• **Exercise**: Each line below should be repeated exactly as written, with no pictures carried over.

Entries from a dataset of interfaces
════════

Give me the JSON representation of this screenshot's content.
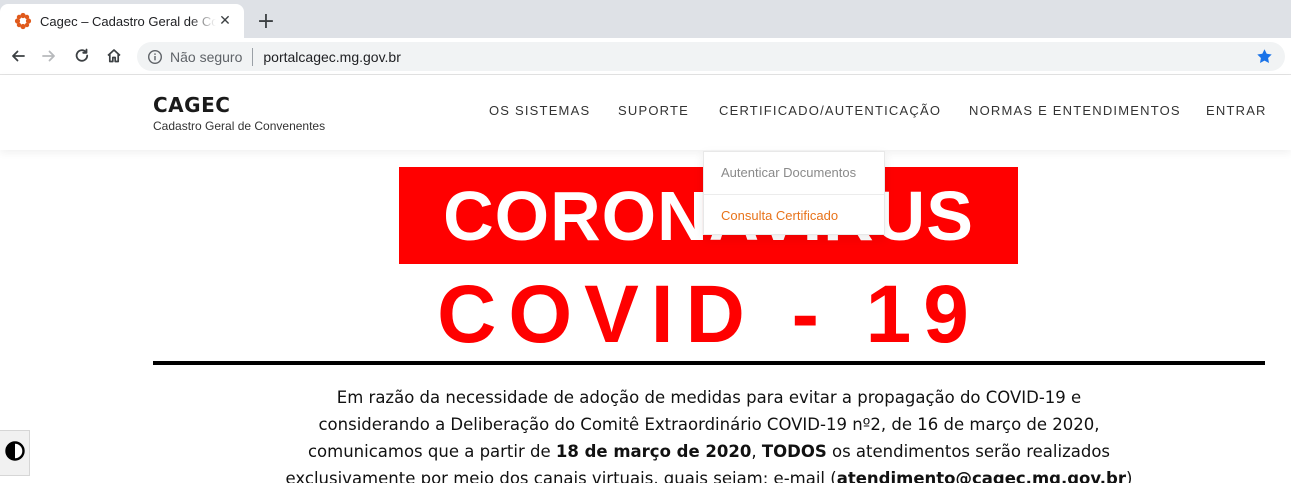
{
  "browser": {
    "tab": {
      "title": "Cagec – Cadastro Geral de Convenentes",
      "close_label": "✕",
      "favicon": "cagec-flower-icon"
    },
    "new_tab_label": "+",
    "omnibox": {
      "security_text": "Não seguro",
      "url": "portalcagec.mg.gov.br"
    },
    "accent_color": "#1a73e8"
  },
  "site": {
    "brand": {
      "title": "CAGEC",
      "subtitle": "Cadastro Geral de Convenentes"
    },
    "nav": [
      {
        "label": "OS SISTEMAS"
      },
      {
        "label": "SUPORTE"
      },
      {
        "label": "CERTIFICADO/AUTENTICAÇÃO"
      },
      {
        "label": "NORMAS E ENTENDIMENTOS"
      },
      {
        "label": "ENTRAR"
      }
    ],
    "dropdown": [
      {
        "label": "Autenticar Documentos",
        "color": "#8a8a8a"
      },
      {
        "label": "Consulta Certificado",
        "color": "#e8731a"
      }
    ]
  },
  "banner": {
    "line1": "CORONAVIRUS",
    "line2": "COVID - 19",
    "red": "#ff0000"
  },
  "notice": {
    "line1": "Em razão da necessidade de adoção de medidas para evitar a propagação do COVID-19 e",
    "line2": "considerando a Deliberação do Comitê Extraordinário COVID-19 nº2, de 16 de março de 2020,",
    "line3_a": "comunicamos que a partir de ",
    "line3_date": "18 de março de 2020",
    "line3_sep": ", ",
    "line3_todos": "TODOS",
    "line3_b": " os atendimentos serão realizados",
    "line4_a": "exclusivamente por meio dos canais virtuais, quais sejam: e-mail (",
    "line4_email": "atendimento@cagec.mg.gov.br",
    "line4_b": ")"
  }
}
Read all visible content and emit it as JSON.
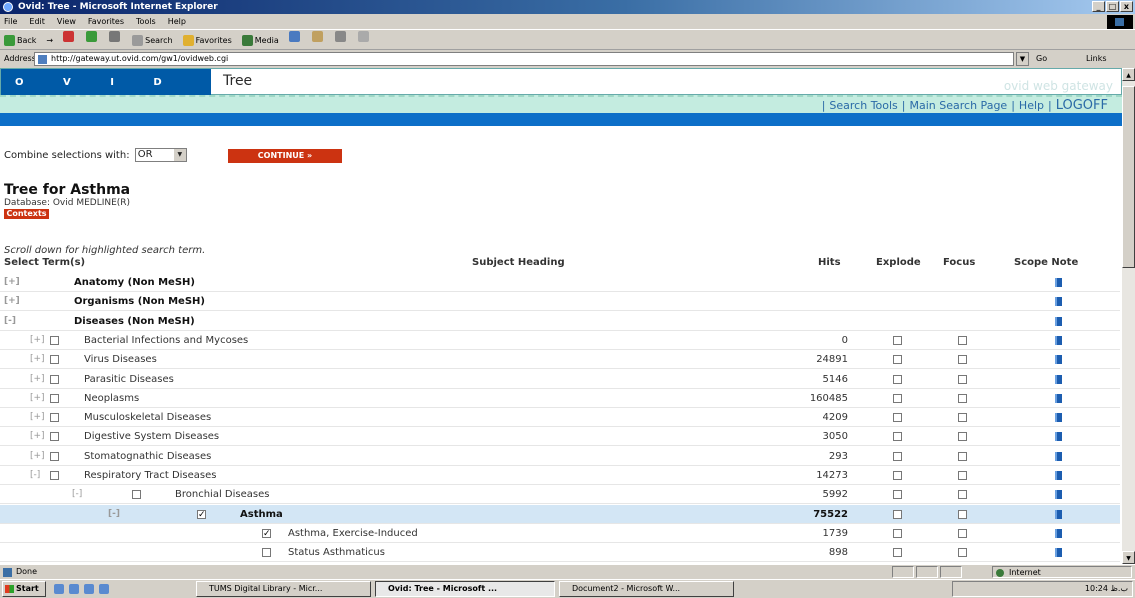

════════

• **Solution to this exercise**:
Give me the JSON representation of this screenshot's content.
{
  "browser": {
    "tab": {
      "title": "Cagec – Cadastro Geral de Convenentes",
      "close_label": "✕",
      "favicon": "cagec-flower-icon"
    },
    "new_tab_label": "+",
    "omnibox": {
      "security_text": "Não seguro",
      "url": "portalcagec.mg.gov.br"
    },
    "accent_color": "#1a73e8"
  },
  "site": {
    "brand": {
      "title": "CAGEC",
      "subtitle": "Cadastro Geral de Convenentes"
    },
    "nav": [
      {
        "label": "OS SISTEMAS"
      },
      {
        "label": "SUPORTE"
      },
      {
        "label": "CERTIFICADO/AUTENTICAÇÃO"
      },
      {
        "label": "NORMAS E ENTENDIMENTOS"
      },
      {
        "label": "ENTRAR"
      }
    ],
    "dropdown": [
      {
        "label": "Autenticar Documentos",
        "color": "#8a8a8a"
      },
      {
        "label": "Consulta Certificado",
        "color": "#e8731a"
      }
    ]
  },
  "banner": {
    "line1": "CORONAVIRUS",
    "line2": "COVID - 19",
    "red": "#ff0000"
  },
  "notice": {
    "line1": "Em razão da necessidade de adoção de medidas para evitar a propagação do COVID-19 e",
    "line2": "considerando a Deliberação do Comitê Extraordinário COVID-19 nº2, de 16 de março de 2020,",
    "line3_a": "comunicamos que a partir de ",
    "line3_date": "18 de março de 2020",
    "line3_sep": ", ",
    "line3_todos": "TODOS",
    "line3_b": " os atendimentos serão realizados",
    "line4_a": "exclusivamente por meio dos canais virtuais, quais sejam: e-mail (",
    "line4_email": "atendimento@cagec.mg.gov.br",
    "line4_b": ")"
  }
}
Read all visible content and emit it as JSON.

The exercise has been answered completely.